Recorded data
• • • • • • •
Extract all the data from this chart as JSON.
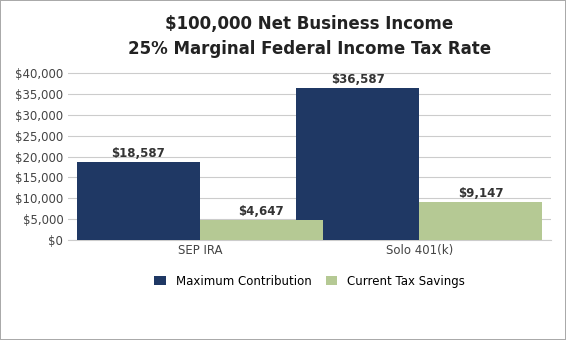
{
  "title_line1": "$100,000 Net Business Income",
  "title_line2": "25% Marginal Federal Income Tax Rate",
  "categories": [
    "SEP IRA",
    "Solo 401(k)"
  ],
  "max_contribution": [
    18587,
    36587
  ],
  "tax_savings": [
    4647,
    9147
  ],
  "bar_color_contribution": "#1F3864",
  "bar_color_savings": "#B5C994",
  "bar_width": 0.28,
  "ylim": [
    0,
    42000
  ],
  "yticks": [
    0,
    5000,
    10000,
    15000,
    20000,
    25000,
    30000,
    35000,
    40000
  ],
  "legend_labels": [
    "Maximum Contribution",
    "Current Tax Savings"
  ],
  "background_color": "#FFFFFF",
  "grid_color": "#CCCCCC",
  "border_color": "#AAAAAA",
  "title_fontsize": 12,
  "tick_fontsize": 8.5,
  "legend_fontsize": 8.5,
  "annotation_fontsize": 8.5,
  "x_positions": [
    0.25,
    0.75
  ]
}
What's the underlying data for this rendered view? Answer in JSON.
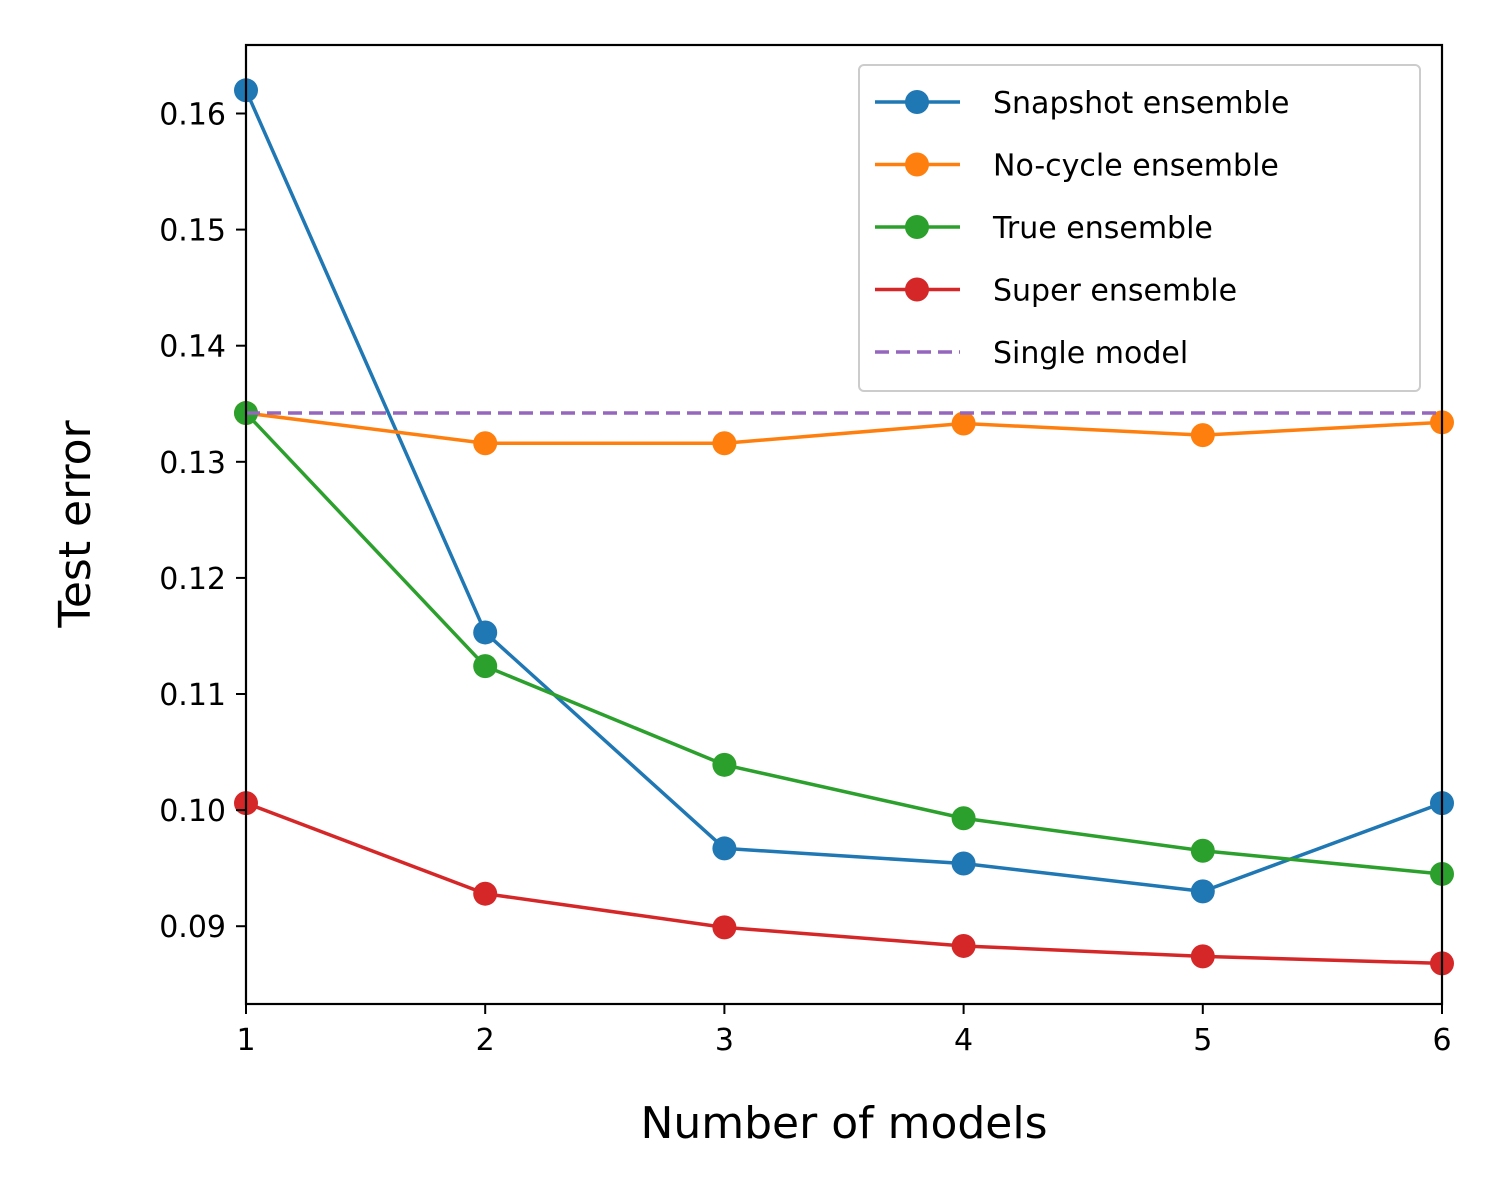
{
  "chart_data": {
    "type": "line",
    "title": "",
    "xlabel": "Number of models",
    "ylabel": "Test error",
    "x": [
      1,
      2,
      3,
      4,
      5,
      6
    ],
    "xlim": [
      1,
      6
    ],
    "ylim": [
      0.0833,
      0.1659
    ],
    "xticks": [
      "1",
      "2",
      "3",
      "4",
      "5",
      "6"
    ],
    "yticks": [
      "0.09",
      "0.10",
      "0.11",
      "0.12",
      "0.13",
      "0.14",
      "0.15",
      "0.16"
    ],
    "grid": false,
    "legend_position": "top-right",
    "series": [
      {
        "name": "Snapshot ensemble",
        "color": "#1f77b4",
        "style": "solid-marker",
        "values": [
          0.162,
          0.1153,
          0.0967,
          0.0954,
          0.093,
          0.1006
        ]
      },
      {
        "name": "No-cycle ensemble",
        "color": "#ff7f0e",
        "style": "solid-marker",
        "values": [
          0.1342,
          0.1316,
          0.1316,
          0.1333,
          0.1323,
          0.1334
        ]
      },
      {
        "name": "True ensemble",
        "color": "#2ca02c",
        "style": "solid-marker",
        "values": [
          0.1342,
          0.1124,
          0.1039,
          0.0993,
          0.0965,
          0.0945
        ]
      },
      {
        "name": "Super ensemble",
        "color": "#d62728",
        "style": "solid-marker",
        "values": [
          0.1006,
          0.0928,
          0.0899,
          0.0883,
          0.0874,
          0.0868
        ]
      },
      {
        "name": "Single model",
        "color": "#9467bd",
        "style": "dashed",
        "values": [
          0.1342,
          0.1342,
          0.1342,
          0.1342,
          0.1342,
          0.1342
        ]
      }
    ]
  }
}
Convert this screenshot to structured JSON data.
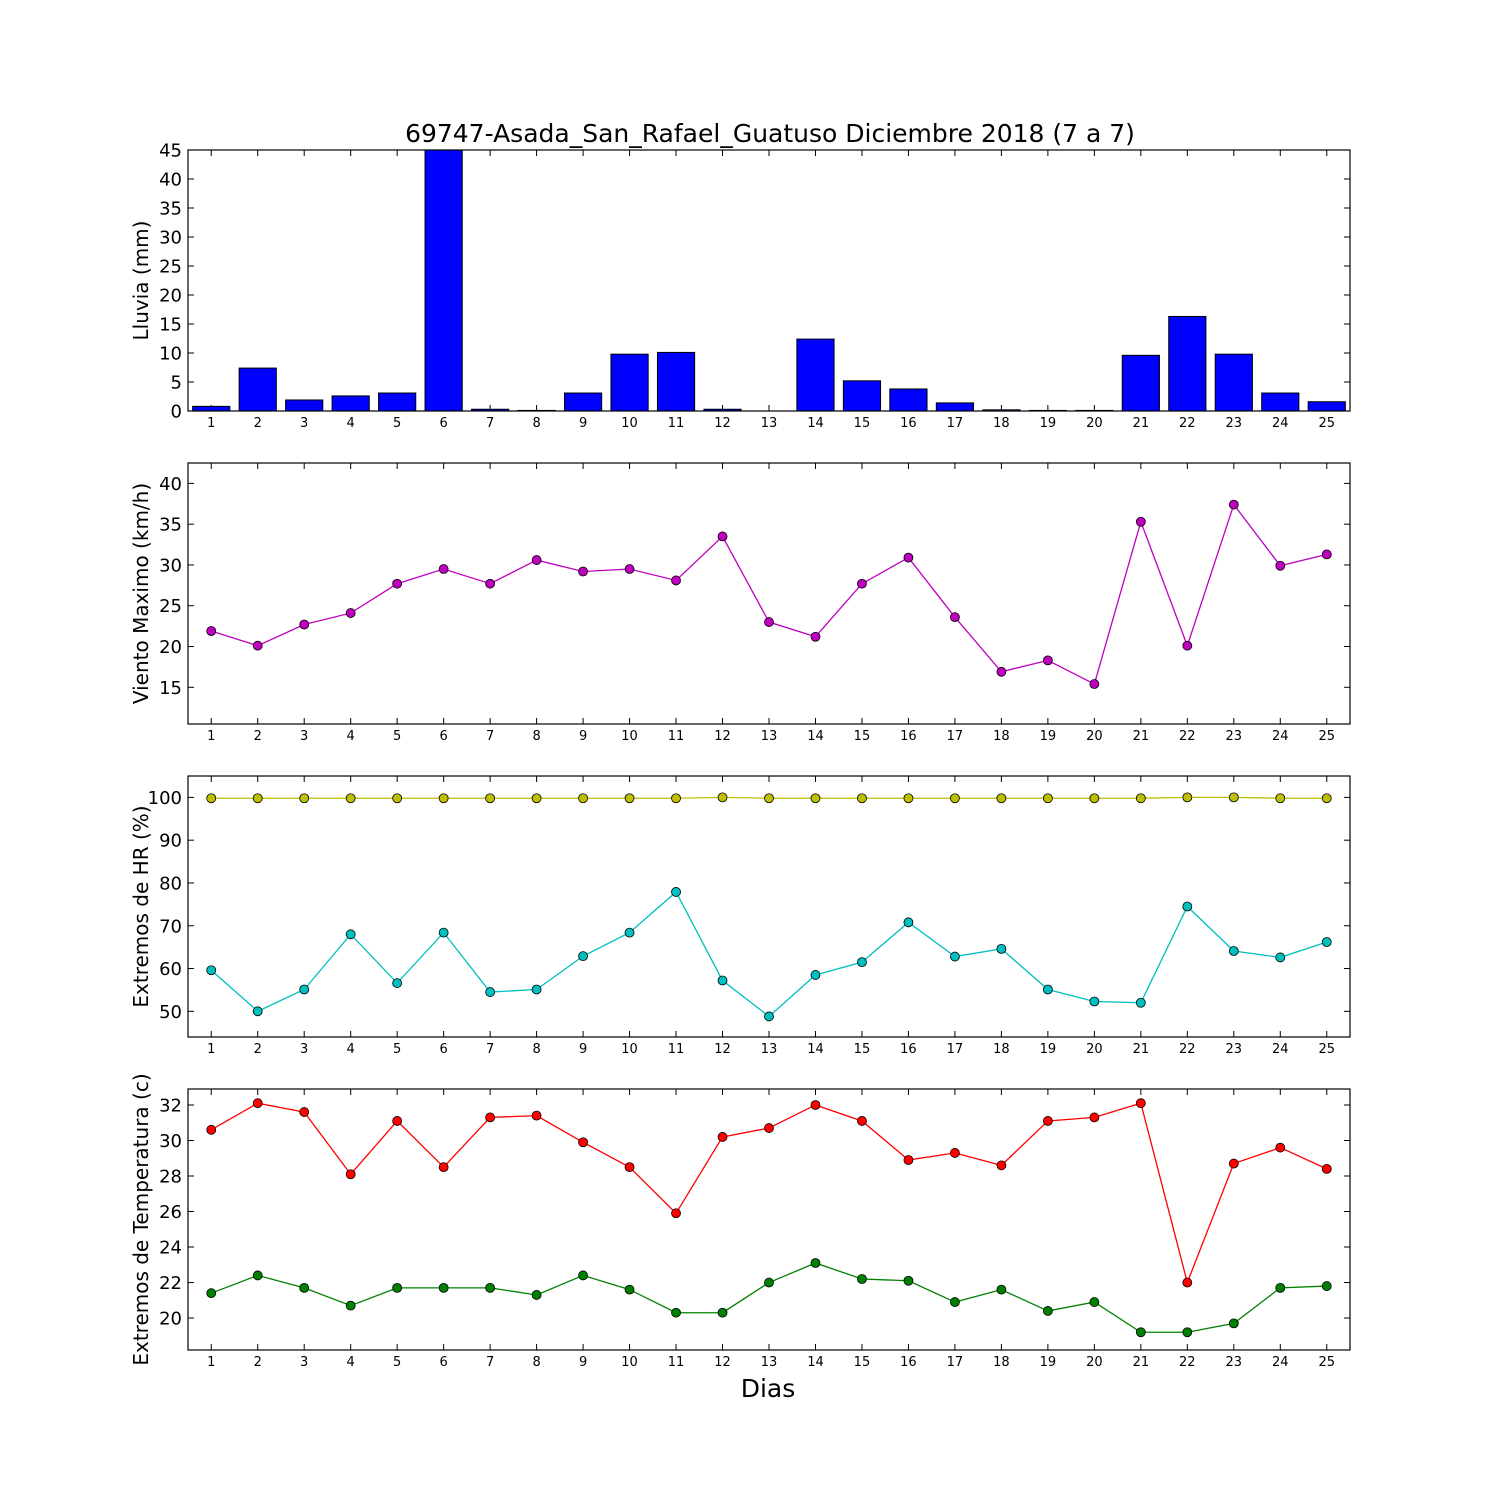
{
  "chart_data": {
    "title": "69747-Asada_San_Rafael_Guatuso Diciembre 2018  (7 a 7)",
    "xlabel": "Dias",
    "days": [
      1,
      2,
      3,
      4,
      5,
      6,
      7,
      8,
      9,
      10,
      11,
      12,
      13,
      14,
      15,
      16,
      17,
      18,
      19,
      20,
      21,
      22,
      23,
      24,
      25
    ],
    "panels": [
      {
        "type": "bar",
        "ylabel": "Lluvia (mm)",
        "ylim": [
          0,
          45
        ],
        "yticks": [
          0,
          5,
          10,
          15,
          20,
          25,
          30,
          35,
          40,
          45
        ],
        "series": [
          {
            "color": "#0000ff",
            "values": [
              0.8,
              7.4,
              1.9,
              2.6,
              3.1,
              45,
              0.3,
              0.1,
              3.1,
              9.8,
              10.1,
              0.3,
              0,
              12.4,
              5.2,
              3.8,
              1.4,
              0.2,
              0.1,
              0.1,
              9.6,
              16.3,
              9.8,
              3.1,
              1.6
            ]
          }
        ]
      },
      {
        "type": "line",
        "ylabel": "Viento Maximo (km/h)",
        "ylim": [
          10.5,
          42.5
        ],
        "yticks": [
          15,
          20,
          25,
          30,
          35,
          40
        ],
        "series": [
          {
            "color": "#bf00bf",
            "values": [
              21.9,
              20.1,
              22.7,
              24.1,
              27.7,
              29.5,
              27.7,
              30.6,
              29.2,
              29.5,
              28.1,
              33.5,
              23.0,
              21.2,
              27.7,
              30.9,
              23.6,
              16.9,
              18.3,
              15.4,
              35.3,
              20.1,
              37.4,
              29.9,
              31.3
            ]
          }
        ]
      },
      {
        "type": "line",
        "ylabel": "Extremos de HR (%)",
        "ylim": [
          44,
          105
        ],
        "yticks": [
          50,
          60,
          70,
          80,
          90,
          100
        ],
        "series": [
          {
            "color": "#bfbf00",
            "values": [
              99.8,
              99.8,
              99.8,
              99.8,
              99.8,
              99.8,
              99.8,
              99.8,
              99.8,
              99.8,
              99.8,
              100,
              99.8,
              99.8,
              99.8,
              99.8,
              99.8,
              99.8,
              99.8,
              99.8,
              99.8,
              100,
              100,
              99.8,
              99.8
            ]
          },
          {
            "color": "#00bfbf",
            "values": [
              59.6,
              50.0,
              55.1,
              68.0,
              56.6,
              68.4,
              54.5,
              55.1,
              62.9,
              68.4,
              77.9,
              57.2,
              48.8,
              58.5,
              61.5,
              70.8,
              62.8,
              64.6,
              55.1,
              52.3,
              52.0,
              74.5,
              64.1,
              62.6,
              66.2
            ]
          }
        ]
      },
      {
        "type": "line",
        "ylabel": "Extremos de Temperatura (c)",
        "ylim": [
          18.2,
          32.9
        ],
        "yticks": [
          20,
          22,
          24,
          26,
          28,
          30,
          32
        ],
        "series": [
          {
            "color": "#ff0000",
            "values": [
              30.6,
              32.1,
              31.6,
              28.1,
              31.1,
              28.5,
              31.3,
              31.4,
              29.9,
              28.5,
              25.9,
              30.2,
              30.7,
              32.0,
              31.1,
              28.9,
              29.3,
              28.6,
              31.1,
              31.3,
              32.1,
              22.0,
              28.7,
              29.6,
              28.4
            ]
          },
          {
            "color": "#008000",
            "values": [
              21.4,
              22.4,
              21.7,
              20.7,
              21.7,
              21.7,
              21.7,
              21.3,
              22.4,
              21.6,
              20.3,
              20.3,
              22.0,
              23.1,
              22.2,
              22.1,
              20.9,
              21.6,
              20.4,
              20.9,
              19.2,
              19.2,
              19.7,
              21.7,
              21.8
            ]
          }
        ]
      }
    ]
  }
}
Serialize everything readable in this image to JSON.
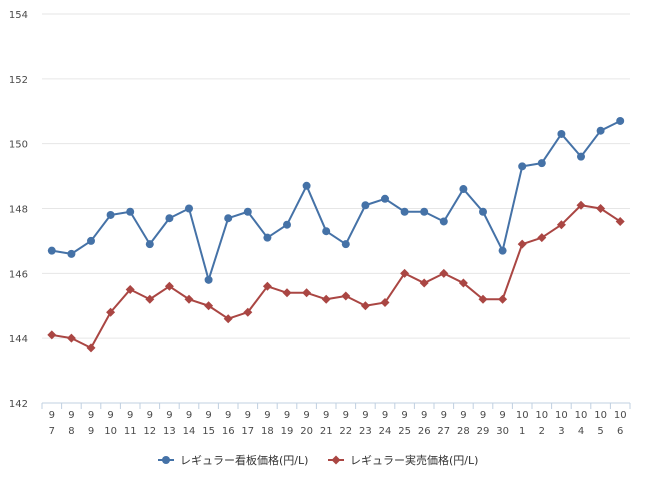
• • • • • • •
§ **WHAT TO PRODUCE**:
Copy out all lines above that include the string "name".

§ **SOLVED EXERCISE**:
        "name": "Snapshot ensemble",
        "name": "No-cycle ensemble",
        "name": "True ensemble",
        "name": "Super ensemble",
        "name": "Single model",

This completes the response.